RECORDS:

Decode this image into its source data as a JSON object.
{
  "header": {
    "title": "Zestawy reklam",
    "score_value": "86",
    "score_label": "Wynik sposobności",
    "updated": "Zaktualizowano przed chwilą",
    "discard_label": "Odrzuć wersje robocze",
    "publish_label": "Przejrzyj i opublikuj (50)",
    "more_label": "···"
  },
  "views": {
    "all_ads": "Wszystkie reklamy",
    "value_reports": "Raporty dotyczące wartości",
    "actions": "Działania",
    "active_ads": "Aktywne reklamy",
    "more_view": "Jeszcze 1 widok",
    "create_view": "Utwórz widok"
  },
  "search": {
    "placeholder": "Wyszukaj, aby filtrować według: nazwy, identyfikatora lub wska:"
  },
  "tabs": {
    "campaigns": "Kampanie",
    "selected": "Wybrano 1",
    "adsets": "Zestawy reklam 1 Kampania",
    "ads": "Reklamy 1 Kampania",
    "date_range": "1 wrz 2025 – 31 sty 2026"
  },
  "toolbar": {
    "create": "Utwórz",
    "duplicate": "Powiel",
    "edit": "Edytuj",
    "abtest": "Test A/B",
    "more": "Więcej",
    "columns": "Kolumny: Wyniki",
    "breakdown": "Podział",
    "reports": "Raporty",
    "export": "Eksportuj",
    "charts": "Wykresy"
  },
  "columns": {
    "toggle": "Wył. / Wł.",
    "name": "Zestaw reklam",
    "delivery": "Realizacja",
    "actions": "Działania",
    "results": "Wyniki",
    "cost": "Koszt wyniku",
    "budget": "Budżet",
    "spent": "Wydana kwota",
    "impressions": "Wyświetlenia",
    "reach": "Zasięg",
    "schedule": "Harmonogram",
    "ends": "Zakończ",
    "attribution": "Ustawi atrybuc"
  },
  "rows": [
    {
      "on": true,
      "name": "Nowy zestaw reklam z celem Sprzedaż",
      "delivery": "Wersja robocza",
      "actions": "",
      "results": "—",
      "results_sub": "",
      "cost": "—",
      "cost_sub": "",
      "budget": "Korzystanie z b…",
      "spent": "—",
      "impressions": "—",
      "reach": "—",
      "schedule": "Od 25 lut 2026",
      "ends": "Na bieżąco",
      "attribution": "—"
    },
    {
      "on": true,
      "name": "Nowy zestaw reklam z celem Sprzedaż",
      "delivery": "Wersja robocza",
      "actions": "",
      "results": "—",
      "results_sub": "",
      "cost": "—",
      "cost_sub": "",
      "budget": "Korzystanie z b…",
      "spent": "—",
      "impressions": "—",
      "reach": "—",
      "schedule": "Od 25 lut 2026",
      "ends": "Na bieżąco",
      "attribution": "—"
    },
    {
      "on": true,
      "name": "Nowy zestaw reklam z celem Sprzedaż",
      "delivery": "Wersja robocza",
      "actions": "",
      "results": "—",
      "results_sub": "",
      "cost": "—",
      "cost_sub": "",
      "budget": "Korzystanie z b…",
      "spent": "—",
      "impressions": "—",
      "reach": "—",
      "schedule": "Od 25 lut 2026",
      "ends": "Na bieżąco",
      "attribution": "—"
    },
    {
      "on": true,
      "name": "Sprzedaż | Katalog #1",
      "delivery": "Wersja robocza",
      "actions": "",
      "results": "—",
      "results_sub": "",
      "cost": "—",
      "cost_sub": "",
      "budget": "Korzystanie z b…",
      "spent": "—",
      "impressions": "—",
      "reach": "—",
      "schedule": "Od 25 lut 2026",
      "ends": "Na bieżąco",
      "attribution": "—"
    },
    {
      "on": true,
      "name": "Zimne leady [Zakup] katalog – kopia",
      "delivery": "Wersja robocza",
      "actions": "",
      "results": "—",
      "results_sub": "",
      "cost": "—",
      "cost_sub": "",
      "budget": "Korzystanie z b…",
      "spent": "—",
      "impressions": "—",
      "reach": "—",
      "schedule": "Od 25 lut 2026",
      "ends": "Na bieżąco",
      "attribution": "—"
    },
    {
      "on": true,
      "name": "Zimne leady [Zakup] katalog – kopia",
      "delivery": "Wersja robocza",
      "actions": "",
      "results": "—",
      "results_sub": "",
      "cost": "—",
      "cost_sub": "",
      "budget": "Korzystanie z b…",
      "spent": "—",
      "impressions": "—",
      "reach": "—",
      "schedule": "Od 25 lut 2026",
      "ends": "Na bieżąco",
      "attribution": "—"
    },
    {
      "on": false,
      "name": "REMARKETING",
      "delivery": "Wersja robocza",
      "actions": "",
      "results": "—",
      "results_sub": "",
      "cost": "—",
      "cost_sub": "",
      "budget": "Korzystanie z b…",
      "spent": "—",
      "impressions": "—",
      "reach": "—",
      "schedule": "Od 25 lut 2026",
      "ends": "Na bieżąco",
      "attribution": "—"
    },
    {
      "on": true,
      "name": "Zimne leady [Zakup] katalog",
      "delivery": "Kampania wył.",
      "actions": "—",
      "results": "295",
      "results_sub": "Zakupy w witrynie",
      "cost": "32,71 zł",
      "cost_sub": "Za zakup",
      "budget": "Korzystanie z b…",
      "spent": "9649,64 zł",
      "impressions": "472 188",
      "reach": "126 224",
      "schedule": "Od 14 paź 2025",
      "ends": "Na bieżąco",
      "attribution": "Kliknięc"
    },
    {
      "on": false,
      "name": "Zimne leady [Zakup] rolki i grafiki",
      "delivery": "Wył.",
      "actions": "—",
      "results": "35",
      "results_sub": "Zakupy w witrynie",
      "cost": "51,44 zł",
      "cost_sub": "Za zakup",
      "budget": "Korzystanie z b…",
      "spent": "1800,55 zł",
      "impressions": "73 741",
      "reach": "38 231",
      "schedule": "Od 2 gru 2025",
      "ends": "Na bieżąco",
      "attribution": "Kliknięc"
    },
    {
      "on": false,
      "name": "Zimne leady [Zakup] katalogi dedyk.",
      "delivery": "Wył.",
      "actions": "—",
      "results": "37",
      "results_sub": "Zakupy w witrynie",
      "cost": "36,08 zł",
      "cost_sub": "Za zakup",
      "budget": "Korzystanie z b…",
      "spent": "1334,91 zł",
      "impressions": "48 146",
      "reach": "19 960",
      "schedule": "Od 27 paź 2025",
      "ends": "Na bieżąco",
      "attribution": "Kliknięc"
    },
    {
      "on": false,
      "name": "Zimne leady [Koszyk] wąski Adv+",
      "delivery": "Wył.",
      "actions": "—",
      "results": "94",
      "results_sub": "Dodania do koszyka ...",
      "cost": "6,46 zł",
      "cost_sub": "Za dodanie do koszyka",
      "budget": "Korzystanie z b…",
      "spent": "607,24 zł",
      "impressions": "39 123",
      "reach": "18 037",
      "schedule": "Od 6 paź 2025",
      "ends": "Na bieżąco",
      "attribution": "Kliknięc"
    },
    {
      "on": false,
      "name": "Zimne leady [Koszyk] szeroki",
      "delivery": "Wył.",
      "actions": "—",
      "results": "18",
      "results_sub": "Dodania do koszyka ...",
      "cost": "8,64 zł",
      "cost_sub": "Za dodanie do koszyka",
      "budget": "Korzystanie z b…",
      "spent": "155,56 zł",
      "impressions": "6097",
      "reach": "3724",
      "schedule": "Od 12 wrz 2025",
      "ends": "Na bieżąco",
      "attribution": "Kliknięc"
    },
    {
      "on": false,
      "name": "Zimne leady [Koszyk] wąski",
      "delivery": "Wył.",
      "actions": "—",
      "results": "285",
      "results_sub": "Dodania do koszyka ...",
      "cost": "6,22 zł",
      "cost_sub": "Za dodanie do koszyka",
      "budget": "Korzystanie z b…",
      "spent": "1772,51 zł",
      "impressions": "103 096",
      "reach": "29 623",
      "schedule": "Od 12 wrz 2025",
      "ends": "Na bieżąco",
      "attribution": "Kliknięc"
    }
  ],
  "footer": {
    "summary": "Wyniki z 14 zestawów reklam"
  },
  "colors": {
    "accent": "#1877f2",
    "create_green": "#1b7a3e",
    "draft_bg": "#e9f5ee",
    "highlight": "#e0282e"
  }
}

YOUR GOAL: Whichever lines contain the string "Wyniki", select and copy them.

ANSWER IN FULL:
    "columns": "Kolumny: Wyniki",
    "results": "Wyniki",
    "summary": "Wyniki z 14 zestawów reklam"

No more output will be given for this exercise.